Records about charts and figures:
━━━━━━━━━━
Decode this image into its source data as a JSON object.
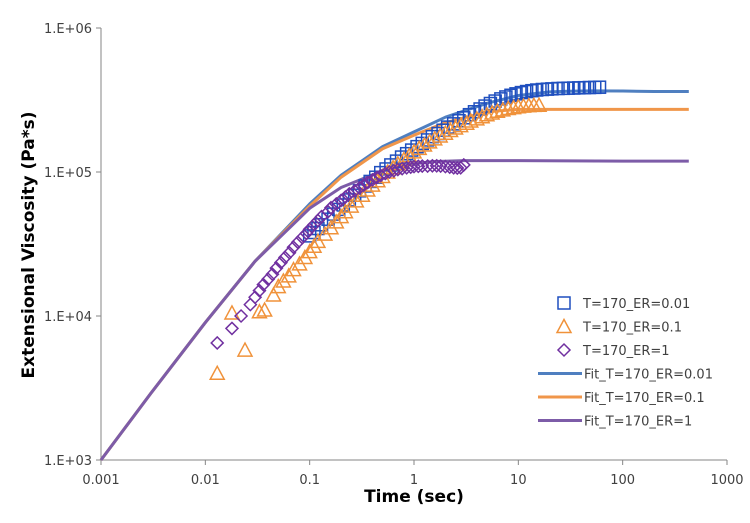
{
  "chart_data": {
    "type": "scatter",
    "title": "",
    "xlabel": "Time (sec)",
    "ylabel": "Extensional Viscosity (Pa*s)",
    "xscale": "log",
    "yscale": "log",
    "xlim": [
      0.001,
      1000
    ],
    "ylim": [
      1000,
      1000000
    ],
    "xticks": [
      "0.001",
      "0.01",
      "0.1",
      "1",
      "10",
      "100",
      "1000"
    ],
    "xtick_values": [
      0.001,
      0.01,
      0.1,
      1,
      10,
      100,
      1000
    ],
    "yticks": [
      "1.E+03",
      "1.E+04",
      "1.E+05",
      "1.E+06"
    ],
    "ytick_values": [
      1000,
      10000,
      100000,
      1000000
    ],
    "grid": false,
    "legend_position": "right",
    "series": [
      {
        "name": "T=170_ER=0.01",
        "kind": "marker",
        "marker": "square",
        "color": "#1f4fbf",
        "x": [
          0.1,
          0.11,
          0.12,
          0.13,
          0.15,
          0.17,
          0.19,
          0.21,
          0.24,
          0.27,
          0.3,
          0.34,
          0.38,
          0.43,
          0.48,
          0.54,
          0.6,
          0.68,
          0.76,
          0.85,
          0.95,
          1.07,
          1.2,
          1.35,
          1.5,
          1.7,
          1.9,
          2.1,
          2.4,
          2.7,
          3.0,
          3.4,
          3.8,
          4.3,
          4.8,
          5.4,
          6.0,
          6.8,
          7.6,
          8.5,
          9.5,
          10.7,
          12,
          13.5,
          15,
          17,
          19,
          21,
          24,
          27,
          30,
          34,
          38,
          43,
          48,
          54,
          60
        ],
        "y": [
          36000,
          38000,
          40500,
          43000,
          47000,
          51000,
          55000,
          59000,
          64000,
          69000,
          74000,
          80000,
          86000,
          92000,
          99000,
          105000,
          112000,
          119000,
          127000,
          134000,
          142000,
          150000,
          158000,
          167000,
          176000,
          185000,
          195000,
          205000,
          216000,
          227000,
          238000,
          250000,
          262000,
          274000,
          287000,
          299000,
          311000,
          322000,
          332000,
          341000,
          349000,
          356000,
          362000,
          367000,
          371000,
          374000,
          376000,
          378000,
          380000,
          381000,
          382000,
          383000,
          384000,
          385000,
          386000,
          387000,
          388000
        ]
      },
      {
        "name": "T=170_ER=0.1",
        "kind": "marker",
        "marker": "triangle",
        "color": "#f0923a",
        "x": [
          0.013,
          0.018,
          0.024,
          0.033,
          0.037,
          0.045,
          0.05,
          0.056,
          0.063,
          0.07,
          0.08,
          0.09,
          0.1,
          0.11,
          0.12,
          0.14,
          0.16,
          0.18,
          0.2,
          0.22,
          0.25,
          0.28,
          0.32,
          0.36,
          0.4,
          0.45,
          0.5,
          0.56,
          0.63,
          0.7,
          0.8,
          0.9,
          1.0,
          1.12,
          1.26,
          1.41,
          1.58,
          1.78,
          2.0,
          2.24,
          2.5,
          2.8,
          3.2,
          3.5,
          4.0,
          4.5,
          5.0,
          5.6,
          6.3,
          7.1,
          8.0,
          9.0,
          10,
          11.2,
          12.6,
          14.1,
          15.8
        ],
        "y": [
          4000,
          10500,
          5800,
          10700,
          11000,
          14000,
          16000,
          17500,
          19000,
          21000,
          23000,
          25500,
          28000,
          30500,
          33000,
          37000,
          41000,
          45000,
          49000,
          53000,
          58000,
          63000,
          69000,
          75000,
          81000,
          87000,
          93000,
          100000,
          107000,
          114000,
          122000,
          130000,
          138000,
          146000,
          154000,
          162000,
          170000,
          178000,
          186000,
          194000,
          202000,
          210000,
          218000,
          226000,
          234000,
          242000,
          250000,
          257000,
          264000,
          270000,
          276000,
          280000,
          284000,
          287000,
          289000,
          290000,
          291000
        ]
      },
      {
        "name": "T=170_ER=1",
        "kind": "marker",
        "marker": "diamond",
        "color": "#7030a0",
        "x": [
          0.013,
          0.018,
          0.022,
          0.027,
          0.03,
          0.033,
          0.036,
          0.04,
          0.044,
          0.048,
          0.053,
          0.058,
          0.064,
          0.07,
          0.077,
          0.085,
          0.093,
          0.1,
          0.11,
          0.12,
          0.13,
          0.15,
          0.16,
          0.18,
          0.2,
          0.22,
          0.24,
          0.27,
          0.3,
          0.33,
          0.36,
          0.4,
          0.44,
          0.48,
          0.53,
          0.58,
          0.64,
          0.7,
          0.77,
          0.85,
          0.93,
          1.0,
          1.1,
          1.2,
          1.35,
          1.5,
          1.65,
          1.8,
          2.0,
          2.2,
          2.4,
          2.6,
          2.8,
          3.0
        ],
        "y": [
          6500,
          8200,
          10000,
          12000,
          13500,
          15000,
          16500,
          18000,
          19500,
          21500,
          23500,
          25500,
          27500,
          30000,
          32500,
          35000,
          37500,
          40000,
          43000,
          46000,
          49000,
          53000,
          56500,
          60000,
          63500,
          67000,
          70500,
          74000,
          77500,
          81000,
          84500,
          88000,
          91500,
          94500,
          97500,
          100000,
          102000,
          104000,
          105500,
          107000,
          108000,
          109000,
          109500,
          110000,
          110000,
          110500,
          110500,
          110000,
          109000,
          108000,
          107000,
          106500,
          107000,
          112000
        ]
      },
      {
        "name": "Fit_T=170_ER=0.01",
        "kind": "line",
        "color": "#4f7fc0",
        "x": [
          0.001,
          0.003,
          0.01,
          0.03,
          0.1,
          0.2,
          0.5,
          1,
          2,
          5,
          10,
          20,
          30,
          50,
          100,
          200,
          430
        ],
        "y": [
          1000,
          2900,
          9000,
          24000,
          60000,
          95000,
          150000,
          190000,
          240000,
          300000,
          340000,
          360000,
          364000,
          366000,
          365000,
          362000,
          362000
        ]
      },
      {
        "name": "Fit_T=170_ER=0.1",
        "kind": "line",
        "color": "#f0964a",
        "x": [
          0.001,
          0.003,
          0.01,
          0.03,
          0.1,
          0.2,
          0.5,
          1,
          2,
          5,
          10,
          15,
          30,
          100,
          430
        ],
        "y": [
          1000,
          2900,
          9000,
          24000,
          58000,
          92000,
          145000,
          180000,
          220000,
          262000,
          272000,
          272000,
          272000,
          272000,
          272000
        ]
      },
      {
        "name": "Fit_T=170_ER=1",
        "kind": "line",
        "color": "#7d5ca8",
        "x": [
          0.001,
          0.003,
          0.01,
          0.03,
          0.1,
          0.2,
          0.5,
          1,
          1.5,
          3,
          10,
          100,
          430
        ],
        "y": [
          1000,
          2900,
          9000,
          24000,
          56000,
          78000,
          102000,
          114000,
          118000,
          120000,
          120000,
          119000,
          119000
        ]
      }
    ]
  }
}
━━━━━━━━━━
** Written exercise **
Check each line above for "color" and return the ones that have it.

** Completed task **
        "color": "#1f4fbf",
        "color": "#f0923a",
        "color": "#7030a0",
        "color": "#4f7fc0",
        "color": "#f0964a",
        "color": "#7d5ca8",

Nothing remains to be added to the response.